Written instruction: Swap every "tree-item" in the lines below for "tree-node" and write the lines out again with nothing else changed.
────────
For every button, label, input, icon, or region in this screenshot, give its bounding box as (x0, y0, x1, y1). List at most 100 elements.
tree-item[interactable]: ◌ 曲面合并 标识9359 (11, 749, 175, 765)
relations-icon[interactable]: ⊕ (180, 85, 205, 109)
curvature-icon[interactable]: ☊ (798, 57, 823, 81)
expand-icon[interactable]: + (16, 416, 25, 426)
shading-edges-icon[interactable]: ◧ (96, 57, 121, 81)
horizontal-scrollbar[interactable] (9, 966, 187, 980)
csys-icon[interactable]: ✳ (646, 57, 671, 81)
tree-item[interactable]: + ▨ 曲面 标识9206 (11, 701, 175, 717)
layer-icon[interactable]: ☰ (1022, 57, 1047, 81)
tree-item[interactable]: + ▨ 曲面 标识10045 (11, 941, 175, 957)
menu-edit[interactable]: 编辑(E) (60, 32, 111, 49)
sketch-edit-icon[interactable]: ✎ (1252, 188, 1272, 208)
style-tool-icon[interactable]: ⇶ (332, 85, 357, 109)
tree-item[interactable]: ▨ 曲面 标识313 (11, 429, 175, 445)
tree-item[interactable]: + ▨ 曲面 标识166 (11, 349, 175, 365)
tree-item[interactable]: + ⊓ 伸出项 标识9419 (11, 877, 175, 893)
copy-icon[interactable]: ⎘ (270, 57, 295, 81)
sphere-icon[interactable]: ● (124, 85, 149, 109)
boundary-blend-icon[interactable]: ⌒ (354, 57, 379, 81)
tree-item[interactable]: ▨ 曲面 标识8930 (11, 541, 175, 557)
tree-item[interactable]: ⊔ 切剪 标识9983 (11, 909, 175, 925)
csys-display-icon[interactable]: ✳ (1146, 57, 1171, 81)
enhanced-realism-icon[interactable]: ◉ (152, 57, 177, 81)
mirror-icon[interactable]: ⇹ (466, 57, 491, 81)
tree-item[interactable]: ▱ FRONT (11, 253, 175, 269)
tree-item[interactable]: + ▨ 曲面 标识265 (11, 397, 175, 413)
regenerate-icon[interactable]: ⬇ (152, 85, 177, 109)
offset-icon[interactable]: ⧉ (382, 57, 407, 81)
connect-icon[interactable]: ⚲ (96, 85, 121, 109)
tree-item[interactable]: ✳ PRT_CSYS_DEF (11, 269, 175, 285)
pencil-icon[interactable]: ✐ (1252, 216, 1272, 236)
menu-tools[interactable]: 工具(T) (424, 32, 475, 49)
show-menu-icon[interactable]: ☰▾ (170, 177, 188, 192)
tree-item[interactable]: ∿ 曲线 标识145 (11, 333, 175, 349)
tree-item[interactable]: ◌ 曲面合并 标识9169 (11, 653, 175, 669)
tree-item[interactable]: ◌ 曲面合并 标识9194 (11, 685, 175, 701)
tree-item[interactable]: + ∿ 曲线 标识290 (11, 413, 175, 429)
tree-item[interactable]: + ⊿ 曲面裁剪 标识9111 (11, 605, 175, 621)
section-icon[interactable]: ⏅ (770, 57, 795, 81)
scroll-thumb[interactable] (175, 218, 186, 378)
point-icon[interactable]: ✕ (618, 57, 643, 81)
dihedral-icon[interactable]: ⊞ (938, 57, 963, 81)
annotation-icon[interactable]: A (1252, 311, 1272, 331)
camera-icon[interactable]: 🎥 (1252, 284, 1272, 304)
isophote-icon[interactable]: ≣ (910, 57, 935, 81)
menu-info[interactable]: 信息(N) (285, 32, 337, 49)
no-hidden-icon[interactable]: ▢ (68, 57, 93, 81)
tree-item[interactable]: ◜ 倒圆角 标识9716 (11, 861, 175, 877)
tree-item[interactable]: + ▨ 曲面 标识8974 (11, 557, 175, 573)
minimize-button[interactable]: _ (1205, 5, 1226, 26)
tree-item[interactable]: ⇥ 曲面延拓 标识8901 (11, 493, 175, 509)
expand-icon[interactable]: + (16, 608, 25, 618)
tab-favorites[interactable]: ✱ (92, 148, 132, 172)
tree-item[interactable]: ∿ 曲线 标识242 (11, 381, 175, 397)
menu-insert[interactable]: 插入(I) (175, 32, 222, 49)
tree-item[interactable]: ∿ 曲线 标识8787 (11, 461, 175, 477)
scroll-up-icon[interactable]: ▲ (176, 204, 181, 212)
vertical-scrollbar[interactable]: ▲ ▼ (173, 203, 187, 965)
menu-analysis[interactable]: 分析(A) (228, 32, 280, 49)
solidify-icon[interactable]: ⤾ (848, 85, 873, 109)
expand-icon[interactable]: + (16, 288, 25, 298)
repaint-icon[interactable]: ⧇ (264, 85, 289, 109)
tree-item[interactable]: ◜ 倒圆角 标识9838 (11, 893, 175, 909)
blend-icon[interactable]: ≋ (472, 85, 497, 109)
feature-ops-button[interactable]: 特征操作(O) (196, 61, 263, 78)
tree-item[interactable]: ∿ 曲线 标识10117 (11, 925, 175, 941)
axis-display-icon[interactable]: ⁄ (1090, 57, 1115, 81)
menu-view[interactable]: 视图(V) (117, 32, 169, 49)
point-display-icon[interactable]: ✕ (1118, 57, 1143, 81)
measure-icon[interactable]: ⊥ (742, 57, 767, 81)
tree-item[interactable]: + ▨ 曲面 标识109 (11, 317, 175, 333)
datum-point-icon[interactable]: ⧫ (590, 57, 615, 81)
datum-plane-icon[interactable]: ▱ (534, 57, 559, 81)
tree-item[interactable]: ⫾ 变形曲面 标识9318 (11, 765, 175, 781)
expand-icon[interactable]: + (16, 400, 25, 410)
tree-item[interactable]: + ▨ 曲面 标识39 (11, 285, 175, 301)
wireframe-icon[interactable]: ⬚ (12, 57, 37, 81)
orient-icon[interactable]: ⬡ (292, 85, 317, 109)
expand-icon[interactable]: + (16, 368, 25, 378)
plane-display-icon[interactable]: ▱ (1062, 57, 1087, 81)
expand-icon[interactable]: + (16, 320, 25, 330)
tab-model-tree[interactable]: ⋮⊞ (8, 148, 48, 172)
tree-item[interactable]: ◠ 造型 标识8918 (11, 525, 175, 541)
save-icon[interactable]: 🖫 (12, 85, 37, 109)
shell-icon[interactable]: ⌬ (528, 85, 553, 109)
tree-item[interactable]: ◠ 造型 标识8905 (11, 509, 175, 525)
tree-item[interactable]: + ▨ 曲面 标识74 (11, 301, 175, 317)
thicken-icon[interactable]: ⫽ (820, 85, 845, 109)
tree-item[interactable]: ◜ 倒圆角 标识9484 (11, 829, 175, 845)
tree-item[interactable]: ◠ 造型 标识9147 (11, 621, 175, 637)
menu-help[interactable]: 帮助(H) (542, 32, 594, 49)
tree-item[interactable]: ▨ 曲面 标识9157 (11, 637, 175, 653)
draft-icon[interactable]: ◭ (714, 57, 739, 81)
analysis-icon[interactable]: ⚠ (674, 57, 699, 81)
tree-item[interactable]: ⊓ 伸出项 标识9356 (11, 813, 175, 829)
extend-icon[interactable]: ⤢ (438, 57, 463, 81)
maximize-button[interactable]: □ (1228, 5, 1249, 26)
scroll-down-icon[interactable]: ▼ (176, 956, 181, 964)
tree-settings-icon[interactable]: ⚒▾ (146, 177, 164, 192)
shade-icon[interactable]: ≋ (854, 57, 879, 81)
────────
Exercise response:
For every button, label, input, icon, or region in this screenshot, give its bounding box as (x0, y0, x1, y1). List at most 100 elements.
tree-node[interactable]: ◌ 曲面合并 标识9359 (11, 749, 175, 765)
relations-icon[interactable]: ⊕ (180, 85, 205, 109)
curvature-icon[interactable]: ☊ (798, 57, 823, 81)
expand-icon[interactable]: + (16, 416, 25, 426)
shading-edges-icon[interactable]: ◧ (96, 57, 121, 81)
horizontal-scrollbar[interactable] (9, 966, 187, 980)
csys-icon[interactable]: ✳ (646, 57, 671, 81)
tree-node[interactable]: + ▨ 曲面 标识9206 (11, 701, 175, 717)
layer-icon[interactable]: ☰ (1022, 57, 1047, 81)
tree-node[interactable]: + ▨ 曲面 标识10045 (11, 941, 175, 957)
menu-edit[interactable]: 编辑(E) (60, 32, 111, 49)
sketch-edit-icon[interactable]: ✎ (1252, 188, 1272, 208)
style-tool-icon[interactable]: ⇶ (332, 85, 357, 109)
tree-node[interactable]: ▨ 曲面 标识313 (11, 429, 175, 445)
tree-node[interactable]: + ▨ 曲面 标识166 (11, 349, 175, 365)
tree-node[interactable]: + ⊓ 伸出项 标识9419 (11, 877, 175, 893)
copy-icon[interactable]: ⎘ (270, 57, 295, 81)
sphere-icon[interactable]: ● (124, 85, 149, 109)
boundary-blend-icon[interactable]: ⌒ (354, 57, 379, 81)
tree-node[interactable]: ▨ 曲面 标识8930 (11, 541, 175, 557)
tree-node[interactable]: ⊔ 切剪 标识9983 (11, 909, 175, 925)
csys-display-icon[interactable]: ✳ (1146, 57, 1171, 81)
enhanced-realism-icon[interactable]: ◉ (152, 57, 177, 81)
mirror-icon[interactable]: ⇹ (466, 57, 491, 81)
tree-node[interactable]: ▱ FRONT (11, 253, 175, 269)
tree-node[interactable]: + ▨ 曲面 标识265 (11, 397, 175, 413)
regenerate-icon[interactable]: ⬇ (152, 85, 177, 109)
offset-icon[interactable]: ⧉ (382, 57, 407, 81)
connect-icon[interactable]: ⚲ (96, 85, 121, 109)
tree-node[interactable]: ✳ PRT_CSYS_DEF (11, 269, 175, 285)
pencil-icon[interactable]: ✐ (1252, 216, 1272, 236)
menu-tools[interactable]: 工具(T) (424, 32, 475, 49)
show-menu-icon[interactable]: ☰▾ (170, 177, 188, 192)
tree-node[interactable]: ∿ 曲线 标识145 (11, 333, 175, 349)
tree-node[interactable]: ◌ 曲面合并 标识9169 (11, 653, 175, 669)
tree-node[interactable]: ◌ 曲面合并 标识9194 (11, 685, 175, 701)
tree-node[interactable]: + ∿ 曲线 标识290 (11, 413, 175, 429)
tree-node[interactable]: + ⊿ 曲面裁剪 标识9111 (11, 605, 175, 621)
section-icon[interactable]: ⏅ (770, 57, 795, 81)
scroll-thumb[interactable] (175, 218, 186, 378)
point-icon[interactable]: ✕ (618, 57, 643, 81)
dihedral-icon[interactable]: ⊞ (938, 57, 963, 81)
annotation-icon[interactable]: A (1252, 311, 1272, 331)
camera-icon[interactable]: 🎥 (1252, 284, 1272, 304)
isophote-icon[interactable]: ≣ (910, 57, 935, 81)
menu-info[interactable]: 信息(N) (285, 32, 337, 49)
no-hidden-icon[interactable]: ▢ (68, 57, 93, 81)
tree-node[interactable]: ◜ 倒圆角 标识9716 (11, 861, 175, 877)
tree-node[interactable]: + ▨ 曲面 标识8974 (11, 557, 175, 573)
minimize-button[interactable]: _ (1205, 5, 1226, 26)
tree-node[interactable]: ⇥ 曲面延拓 标识8901 (11, 493, 175, 509)
expand-icon[interactable]: + (16, 608, 25, 618)
tab-favorites[interactable]: ✱ (92, 148, 132, 172)
tree-node[interactable]: ∿ 曲线 标识242 (11, 381, 175, 397)
menu-insert[interactable]: 插入(I) (175, 32, 222, 49)
tree-node[interactable]: ∿ 曲线 标识8787 (11, 461, 175, 477)
scroll-up-icon[interactable]: ▲ (176, 204, 181, 212)
vertical-scrollbar[interactable]: ▲ ▼ (173, 203, 187, 965)
menu-analysis[interactable]: 分析(A) (228, 32, 280, 49)
solidify-icon[interactable]: ⤾ (848, 85, 873, 109)
expand-icon[interactable]: + (16, 288, 25, 298)
repaint-icon[interactable]: ⧇ (264, 85, 289, 109)
tree-node[interactable]: ◜ 倒圆角 标识9838 (11, 893, 175, 909)
blend-icon[interactable]: ≋ (472, 85, 497, 109)
feature-ops-button[interactable]: 特征操作(O) (196, 61, 263, 78)
tree-node[interactable]: ∿ 曲线 标识10117 (11, 925, 175, 941)
axis-display-icon[interactable]: ⁄ (1090, 57, 1115, 81)
menu-view[interactable]: 视图(V) (117, 32, 169, 49)
point-display-icon[interactable]: ✕ (1118, 57, 1143, 81)
measure-icon[interactable]: ⊥ (742, 57, 767, 81)
tree-node[interactable]: + ▨ 曲面 标识109 (11, 317, 175, 333)
datum-point-icon[interactable]: ⧫ (590, 57, 615, 81)
datum-plane-icon[interactable]: ▱ (534, 57, 559, 81)
tree-node[interactable]: ⫾ 变形曲面 标识9318 (11, 765, 175, 781)
expand-icon[interactable]: + (16, 400, 25, 410)
tree-node[interactable]: + ▨ 曲面 标识39 (11, 285, 175, 301)
wireframe-icon[interactable]: ⬚ (12, 57, 37, 81)
orient-icon[interactable]: ⬡ (292, 85, 317, 109)
expand-icon[interactable]: + (16, 368, 25, 378)
plane-display-icon[interactable]: ▱ (1062, 57, 1087, 81)
expand-icon[interactable]: + (16, 320, 25, 330)
tab-model-tree[interactable]: ⋮⊞ (8, 148, 48, 172)
tree-node[interactable]: ◠ 造型 标识8918 (11, 525, 175, 541)
save-icon[interactable]: 🖫 (12, 85, 37, 109)
shell-icon[interactable]: ⌬ (528, 85, 553, 109)
tree-node[interactable]: ◠ 造型 标识8905 (11, 509, 175, 525)
tree-node[interactable]: + ▨ 曲面 标识74 (11, 301, 175, 317)
thicken-icon[interactable]: ⫽ (820, 85, 845, 109)
tree-node[interactable]: ◜ 倒圆角 标识9484 (11, 829, 175, 845)
tree-node[interactable]: ◠ 造型 标识9147 (11, 621, 175, 637)
menu-help[interactable]: 帮助(H) (542, 32, 594, 49)
tree-node[interactable]: ▨ 曲面 标识9157 (11, 637, 175, 653)
draft-icon[interactable]: ◭ (714, 57, 739, 81)
analysis-icon[interactable]: ⚠ (674, 57, 699, 81)
tree-node[interactable]: ⊓ 伸出项 标识9356 (11, 813, 175, 829)
extend-icon[interactable]: ⤢ (438, 57, 463, 81)
maximize-button[interactable]: □ (1228, 5, 1249, 26)
scroll-down-icon[interactable]: ▼ (176, 956, 181, 964)
tree-settings-icon[interactable]: ⚒▾ (146, 177, 164, 192)
shade-icon[interactable]: ≋ (854, 57, 879, 81)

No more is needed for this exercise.